** PROBLEM DESCRIPTION **
State the number of lines where "loss" appears. Add nothing else.

** DATA TO PROCESS **
## START
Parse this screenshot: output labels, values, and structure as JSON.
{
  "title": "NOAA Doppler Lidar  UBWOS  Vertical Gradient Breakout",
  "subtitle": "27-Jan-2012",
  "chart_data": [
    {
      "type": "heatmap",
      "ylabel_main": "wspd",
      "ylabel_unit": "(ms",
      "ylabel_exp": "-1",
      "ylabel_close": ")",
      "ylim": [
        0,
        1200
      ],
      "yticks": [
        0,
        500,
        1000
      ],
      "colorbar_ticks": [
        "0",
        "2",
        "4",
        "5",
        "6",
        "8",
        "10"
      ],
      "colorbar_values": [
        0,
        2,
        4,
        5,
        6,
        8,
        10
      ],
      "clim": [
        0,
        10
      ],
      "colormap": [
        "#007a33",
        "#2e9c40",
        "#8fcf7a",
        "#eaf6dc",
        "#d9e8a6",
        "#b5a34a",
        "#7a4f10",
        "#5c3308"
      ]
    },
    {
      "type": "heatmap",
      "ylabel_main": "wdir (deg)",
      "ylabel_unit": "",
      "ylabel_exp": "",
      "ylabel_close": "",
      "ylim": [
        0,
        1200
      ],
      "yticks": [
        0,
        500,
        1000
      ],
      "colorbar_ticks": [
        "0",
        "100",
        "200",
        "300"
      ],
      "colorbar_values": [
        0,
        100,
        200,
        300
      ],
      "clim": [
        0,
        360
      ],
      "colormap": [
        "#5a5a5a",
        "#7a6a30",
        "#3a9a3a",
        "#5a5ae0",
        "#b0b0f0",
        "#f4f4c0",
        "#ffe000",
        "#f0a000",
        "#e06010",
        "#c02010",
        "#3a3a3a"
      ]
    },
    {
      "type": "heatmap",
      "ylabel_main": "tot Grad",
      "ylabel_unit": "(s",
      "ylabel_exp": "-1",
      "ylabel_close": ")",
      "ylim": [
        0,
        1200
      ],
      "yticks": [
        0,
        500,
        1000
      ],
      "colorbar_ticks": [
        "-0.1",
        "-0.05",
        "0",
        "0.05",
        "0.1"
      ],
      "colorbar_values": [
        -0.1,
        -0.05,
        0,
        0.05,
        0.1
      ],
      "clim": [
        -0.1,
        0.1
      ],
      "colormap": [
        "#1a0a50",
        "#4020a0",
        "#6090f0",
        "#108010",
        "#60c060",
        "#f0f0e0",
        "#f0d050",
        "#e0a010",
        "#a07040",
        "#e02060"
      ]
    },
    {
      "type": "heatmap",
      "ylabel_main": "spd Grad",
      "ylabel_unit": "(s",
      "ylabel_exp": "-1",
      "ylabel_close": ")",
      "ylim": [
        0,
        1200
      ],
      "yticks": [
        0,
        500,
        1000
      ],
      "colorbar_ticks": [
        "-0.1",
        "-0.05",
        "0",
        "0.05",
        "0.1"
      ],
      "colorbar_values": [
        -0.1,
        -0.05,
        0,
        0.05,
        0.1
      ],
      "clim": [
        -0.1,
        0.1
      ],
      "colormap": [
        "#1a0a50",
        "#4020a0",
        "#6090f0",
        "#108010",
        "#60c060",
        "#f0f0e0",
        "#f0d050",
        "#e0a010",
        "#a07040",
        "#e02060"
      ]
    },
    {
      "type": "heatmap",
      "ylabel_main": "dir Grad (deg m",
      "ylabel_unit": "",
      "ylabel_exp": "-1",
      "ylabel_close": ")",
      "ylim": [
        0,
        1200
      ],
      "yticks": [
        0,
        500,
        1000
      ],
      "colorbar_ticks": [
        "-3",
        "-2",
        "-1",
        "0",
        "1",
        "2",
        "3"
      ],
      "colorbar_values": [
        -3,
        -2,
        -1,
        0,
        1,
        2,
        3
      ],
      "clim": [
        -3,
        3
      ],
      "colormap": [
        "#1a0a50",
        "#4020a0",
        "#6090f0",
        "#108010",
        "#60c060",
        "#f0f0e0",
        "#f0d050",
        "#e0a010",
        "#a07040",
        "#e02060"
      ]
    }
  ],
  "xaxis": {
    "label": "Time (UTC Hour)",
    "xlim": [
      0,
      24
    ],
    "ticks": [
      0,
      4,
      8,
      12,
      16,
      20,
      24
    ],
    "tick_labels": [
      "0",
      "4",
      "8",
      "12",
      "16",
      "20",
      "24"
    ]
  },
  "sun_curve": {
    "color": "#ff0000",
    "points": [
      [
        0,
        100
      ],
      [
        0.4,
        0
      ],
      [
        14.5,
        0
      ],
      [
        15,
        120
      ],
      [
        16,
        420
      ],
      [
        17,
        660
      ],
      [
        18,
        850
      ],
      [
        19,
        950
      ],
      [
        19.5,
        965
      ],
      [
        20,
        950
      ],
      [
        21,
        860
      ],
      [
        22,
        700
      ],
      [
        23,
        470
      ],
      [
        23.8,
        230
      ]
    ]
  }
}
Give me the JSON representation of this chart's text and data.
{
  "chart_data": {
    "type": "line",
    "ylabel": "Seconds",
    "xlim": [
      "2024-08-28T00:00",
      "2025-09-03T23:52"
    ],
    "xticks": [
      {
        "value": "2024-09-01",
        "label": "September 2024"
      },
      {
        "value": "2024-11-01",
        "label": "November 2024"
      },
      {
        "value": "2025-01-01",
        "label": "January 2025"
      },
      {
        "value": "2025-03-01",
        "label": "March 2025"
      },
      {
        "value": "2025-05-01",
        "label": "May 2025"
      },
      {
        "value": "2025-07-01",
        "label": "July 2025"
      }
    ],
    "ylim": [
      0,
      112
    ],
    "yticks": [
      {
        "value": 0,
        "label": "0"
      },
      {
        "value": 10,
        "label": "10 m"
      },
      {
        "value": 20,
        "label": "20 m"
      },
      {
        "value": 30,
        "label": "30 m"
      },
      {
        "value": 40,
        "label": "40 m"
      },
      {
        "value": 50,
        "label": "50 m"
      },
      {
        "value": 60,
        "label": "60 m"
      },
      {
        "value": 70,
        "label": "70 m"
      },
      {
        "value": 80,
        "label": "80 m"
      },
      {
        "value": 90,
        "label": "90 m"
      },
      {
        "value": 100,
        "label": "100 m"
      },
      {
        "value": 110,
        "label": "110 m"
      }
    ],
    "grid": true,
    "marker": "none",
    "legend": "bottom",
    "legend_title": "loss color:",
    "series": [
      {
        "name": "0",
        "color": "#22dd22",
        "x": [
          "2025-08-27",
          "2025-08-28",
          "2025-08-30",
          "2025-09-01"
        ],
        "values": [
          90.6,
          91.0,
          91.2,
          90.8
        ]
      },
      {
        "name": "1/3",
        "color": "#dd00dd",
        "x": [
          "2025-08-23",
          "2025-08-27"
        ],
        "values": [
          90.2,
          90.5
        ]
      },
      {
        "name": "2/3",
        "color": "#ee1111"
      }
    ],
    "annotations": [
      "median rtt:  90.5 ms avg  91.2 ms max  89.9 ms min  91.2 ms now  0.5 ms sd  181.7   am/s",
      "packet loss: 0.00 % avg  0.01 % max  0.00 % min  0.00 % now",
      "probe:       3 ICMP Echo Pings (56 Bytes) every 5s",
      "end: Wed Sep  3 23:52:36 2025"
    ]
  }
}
## END
** SOLUTION FOR THIS TASK **
2